Identify the lines bearing the string "ylabel" and gather them.

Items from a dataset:
● ● ● ● ● ● ●

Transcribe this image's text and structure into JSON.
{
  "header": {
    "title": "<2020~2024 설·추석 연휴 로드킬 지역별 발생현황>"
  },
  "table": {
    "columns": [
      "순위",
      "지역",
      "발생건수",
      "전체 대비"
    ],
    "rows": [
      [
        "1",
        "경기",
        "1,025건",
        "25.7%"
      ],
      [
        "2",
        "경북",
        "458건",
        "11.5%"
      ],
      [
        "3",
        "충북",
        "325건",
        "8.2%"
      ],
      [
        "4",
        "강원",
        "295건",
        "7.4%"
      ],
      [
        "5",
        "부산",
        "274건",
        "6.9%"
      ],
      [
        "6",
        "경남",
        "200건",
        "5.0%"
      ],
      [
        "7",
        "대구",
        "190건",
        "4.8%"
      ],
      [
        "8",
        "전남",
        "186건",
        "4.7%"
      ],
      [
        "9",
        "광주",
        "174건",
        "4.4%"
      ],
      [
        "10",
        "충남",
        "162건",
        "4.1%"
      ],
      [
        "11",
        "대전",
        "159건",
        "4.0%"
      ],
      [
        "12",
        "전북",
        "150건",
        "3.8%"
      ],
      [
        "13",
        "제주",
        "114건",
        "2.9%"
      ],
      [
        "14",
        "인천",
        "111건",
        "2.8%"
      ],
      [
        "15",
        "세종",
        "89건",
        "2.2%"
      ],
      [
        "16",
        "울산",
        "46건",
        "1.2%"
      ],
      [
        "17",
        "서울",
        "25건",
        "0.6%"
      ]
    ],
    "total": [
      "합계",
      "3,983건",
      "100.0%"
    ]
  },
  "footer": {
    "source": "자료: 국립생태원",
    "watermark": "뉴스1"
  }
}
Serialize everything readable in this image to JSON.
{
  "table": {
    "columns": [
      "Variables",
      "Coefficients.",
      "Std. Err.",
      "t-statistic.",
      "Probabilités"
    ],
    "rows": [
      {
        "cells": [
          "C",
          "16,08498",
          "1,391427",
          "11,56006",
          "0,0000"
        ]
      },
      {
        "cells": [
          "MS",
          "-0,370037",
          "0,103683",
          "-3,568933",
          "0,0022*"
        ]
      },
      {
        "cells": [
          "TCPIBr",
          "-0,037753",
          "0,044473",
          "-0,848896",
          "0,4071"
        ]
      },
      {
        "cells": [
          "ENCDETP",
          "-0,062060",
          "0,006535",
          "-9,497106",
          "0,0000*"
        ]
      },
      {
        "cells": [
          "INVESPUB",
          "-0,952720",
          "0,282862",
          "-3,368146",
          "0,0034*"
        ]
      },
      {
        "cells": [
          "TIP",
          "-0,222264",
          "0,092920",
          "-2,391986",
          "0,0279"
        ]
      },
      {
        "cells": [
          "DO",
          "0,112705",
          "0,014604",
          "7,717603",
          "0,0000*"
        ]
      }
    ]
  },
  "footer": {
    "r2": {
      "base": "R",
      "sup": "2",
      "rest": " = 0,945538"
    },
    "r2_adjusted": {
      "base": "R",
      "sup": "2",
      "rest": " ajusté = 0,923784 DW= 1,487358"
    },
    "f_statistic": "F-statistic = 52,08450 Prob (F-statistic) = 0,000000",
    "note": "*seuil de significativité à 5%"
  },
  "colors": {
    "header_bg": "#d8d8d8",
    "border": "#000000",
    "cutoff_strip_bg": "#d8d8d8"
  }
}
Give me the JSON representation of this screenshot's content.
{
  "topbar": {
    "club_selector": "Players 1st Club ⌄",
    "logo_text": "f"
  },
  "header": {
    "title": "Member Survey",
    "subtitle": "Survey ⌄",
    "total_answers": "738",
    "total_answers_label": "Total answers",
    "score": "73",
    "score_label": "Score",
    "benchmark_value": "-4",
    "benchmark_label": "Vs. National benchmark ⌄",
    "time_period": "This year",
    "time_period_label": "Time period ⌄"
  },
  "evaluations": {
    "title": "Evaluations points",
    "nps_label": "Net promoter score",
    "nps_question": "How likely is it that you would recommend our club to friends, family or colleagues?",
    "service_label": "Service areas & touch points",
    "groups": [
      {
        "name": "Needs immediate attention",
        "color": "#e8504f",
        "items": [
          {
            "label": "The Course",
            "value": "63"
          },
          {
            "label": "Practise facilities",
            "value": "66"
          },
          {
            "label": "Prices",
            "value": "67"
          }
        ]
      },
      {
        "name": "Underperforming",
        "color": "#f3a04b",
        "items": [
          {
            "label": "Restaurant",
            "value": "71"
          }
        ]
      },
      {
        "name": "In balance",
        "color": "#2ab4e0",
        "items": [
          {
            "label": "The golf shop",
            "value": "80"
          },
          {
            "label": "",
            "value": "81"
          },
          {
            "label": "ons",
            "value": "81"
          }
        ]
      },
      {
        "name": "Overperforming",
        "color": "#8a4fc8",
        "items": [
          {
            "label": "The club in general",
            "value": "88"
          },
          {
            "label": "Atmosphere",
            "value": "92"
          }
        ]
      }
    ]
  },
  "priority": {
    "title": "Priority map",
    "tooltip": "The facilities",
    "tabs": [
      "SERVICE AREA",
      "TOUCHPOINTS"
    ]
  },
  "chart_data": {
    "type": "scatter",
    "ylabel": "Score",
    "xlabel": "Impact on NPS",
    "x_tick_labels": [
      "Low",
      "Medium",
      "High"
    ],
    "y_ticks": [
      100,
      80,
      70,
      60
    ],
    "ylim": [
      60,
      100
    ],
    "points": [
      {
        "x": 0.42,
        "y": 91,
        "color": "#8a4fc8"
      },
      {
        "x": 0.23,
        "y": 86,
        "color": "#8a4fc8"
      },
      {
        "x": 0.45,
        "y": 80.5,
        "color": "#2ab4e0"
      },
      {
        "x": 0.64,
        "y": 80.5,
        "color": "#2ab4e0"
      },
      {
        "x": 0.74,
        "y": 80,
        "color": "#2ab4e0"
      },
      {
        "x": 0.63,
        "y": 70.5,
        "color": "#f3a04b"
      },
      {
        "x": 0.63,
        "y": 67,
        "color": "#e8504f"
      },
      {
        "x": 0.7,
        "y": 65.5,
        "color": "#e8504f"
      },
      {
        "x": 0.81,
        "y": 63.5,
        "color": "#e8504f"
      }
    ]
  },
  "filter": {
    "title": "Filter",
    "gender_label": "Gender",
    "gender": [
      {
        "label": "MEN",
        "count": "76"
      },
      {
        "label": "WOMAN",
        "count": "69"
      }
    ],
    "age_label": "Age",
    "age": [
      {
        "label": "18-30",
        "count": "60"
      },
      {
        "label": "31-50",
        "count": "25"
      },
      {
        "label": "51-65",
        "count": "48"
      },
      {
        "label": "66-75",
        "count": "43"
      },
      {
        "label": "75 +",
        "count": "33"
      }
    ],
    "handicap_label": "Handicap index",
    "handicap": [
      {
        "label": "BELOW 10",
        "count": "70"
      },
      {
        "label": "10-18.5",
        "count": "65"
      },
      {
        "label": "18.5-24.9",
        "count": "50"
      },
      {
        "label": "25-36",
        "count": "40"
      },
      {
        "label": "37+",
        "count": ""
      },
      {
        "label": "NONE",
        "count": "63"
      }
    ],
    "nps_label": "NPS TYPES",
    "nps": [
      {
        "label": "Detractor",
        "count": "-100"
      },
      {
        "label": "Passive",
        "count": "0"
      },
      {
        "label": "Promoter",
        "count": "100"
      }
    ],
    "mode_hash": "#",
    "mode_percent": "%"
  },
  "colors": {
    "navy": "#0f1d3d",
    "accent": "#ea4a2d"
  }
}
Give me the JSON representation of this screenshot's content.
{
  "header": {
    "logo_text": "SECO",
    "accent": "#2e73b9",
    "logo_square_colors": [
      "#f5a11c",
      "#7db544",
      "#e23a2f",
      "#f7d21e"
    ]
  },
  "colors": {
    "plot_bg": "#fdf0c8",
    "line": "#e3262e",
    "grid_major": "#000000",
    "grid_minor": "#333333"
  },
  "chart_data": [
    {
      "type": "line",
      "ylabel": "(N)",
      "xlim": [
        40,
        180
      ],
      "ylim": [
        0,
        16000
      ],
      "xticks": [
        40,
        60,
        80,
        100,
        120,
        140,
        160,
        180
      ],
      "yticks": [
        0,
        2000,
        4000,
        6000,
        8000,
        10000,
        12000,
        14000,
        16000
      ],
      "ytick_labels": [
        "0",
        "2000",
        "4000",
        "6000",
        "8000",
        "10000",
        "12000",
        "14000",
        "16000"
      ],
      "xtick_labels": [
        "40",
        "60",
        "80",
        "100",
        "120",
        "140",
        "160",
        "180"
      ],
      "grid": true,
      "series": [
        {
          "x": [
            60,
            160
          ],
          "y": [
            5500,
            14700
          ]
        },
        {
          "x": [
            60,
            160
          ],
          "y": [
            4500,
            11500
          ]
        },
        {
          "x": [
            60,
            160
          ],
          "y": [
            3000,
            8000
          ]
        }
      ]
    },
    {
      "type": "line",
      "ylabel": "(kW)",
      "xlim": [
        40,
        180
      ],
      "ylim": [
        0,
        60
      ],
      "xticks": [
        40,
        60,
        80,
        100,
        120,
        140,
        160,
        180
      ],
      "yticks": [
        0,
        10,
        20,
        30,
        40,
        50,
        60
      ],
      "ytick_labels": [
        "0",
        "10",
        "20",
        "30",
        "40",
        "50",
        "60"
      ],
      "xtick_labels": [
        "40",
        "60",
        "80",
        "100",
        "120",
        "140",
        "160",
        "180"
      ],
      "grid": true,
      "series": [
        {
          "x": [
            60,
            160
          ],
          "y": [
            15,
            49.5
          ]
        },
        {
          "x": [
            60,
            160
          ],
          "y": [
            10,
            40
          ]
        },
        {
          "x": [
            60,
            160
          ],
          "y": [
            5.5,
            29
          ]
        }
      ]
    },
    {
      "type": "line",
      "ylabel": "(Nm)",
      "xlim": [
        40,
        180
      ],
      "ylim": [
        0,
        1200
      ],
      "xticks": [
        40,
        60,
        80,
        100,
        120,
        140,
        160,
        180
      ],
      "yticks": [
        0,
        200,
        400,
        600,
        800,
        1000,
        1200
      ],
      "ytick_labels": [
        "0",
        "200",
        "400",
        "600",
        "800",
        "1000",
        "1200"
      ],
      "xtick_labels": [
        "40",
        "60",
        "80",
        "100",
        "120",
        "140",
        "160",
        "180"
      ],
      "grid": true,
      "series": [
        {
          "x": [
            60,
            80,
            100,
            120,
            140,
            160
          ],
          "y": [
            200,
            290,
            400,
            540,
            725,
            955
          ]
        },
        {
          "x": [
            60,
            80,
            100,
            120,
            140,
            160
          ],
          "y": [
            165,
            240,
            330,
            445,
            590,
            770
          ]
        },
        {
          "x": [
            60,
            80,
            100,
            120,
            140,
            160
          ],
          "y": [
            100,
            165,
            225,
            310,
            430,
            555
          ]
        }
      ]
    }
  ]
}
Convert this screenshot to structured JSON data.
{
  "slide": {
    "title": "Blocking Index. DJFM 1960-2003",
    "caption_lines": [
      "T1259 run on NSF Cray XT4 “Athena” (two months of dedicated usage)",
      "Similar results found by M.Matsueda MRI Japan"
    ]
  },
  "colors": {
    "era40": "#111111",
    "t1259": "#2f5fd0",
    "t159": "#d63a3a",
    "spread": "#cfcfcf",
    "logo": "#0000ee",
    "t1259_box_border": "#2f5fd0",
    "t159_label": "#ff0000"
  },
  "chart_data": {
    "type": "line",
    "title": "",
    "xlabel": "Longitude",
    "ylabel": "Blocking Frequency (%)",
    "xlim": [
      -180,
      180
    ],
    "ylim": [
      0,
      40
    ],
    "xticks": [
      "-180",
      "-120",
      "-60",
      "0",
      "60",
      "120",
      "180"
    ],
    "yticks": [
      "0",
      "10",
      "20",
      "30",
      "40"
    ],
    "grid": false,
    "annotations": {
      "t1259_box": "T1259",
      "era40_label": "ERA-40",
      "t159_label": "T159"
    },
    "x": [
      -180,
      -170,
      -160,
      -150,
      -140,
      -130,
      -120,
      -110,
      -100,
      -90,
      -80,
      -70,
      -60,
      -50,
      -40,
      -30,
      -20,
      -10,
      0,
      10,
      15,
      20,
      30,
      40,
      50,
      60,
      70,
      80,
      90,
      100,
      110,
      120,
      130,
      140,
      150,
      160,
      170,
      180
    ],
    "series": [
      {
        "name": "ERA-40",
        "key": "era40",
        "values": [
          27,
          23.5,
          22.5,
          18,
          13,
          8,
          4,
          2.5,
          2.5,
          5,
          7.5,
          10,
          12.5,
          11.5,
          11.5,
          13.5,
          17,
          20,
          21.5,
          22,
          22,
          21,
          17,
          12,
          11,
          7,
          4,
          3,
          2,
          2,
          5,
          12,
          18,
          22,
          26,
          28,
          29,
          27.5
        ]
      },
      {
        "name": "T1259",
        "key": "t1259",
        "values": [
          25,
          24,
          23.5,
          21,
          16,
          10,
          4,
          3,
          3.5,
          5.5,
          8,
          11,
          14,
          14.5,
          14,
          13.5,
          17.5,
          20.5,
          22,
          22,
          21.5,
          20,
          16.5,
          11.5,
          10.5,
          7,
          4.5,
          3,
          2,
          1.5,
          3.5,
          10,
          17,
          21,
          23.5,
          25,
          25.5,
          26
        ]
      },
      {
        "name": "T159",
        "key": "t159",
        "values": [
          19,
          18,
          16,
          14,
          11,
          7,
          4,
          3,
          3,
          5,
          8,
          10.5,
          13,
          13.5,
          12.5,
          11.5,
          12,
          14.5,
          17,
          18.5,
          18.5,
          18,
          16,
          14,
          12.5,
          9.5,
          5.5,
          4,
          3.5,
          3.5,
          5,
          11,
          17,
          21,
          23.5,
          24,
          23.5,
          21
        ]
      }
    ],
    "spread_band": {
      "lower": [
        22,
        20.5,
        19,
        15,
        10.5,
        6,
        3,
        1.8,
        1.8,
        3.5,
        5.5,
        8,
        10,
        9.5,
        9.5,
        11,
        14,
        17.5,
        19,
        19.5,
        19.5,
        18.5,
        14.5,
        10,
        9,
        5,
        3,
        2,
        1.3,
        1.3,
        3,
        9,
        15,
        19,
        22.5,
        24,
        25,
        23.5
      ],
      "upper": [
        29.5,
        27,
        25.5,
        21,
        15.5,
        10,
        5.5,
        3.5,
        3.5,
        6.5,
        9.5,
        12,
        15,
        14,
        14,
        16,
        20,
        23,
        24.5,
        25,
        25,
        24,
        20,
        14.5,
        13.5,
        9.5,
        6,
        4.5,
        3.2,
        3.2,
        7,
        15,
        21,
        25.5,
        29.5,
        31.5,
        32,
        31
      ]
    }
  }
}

● ● ● ● ● ● ●

Output of the exercise:
    "ylabel": "Score",
      "ylabel": "(N)",
      "ylabel": "(kW)",
      "ylabel": "(Nm)",
    "ylabel": "Blocking Frequency (%)",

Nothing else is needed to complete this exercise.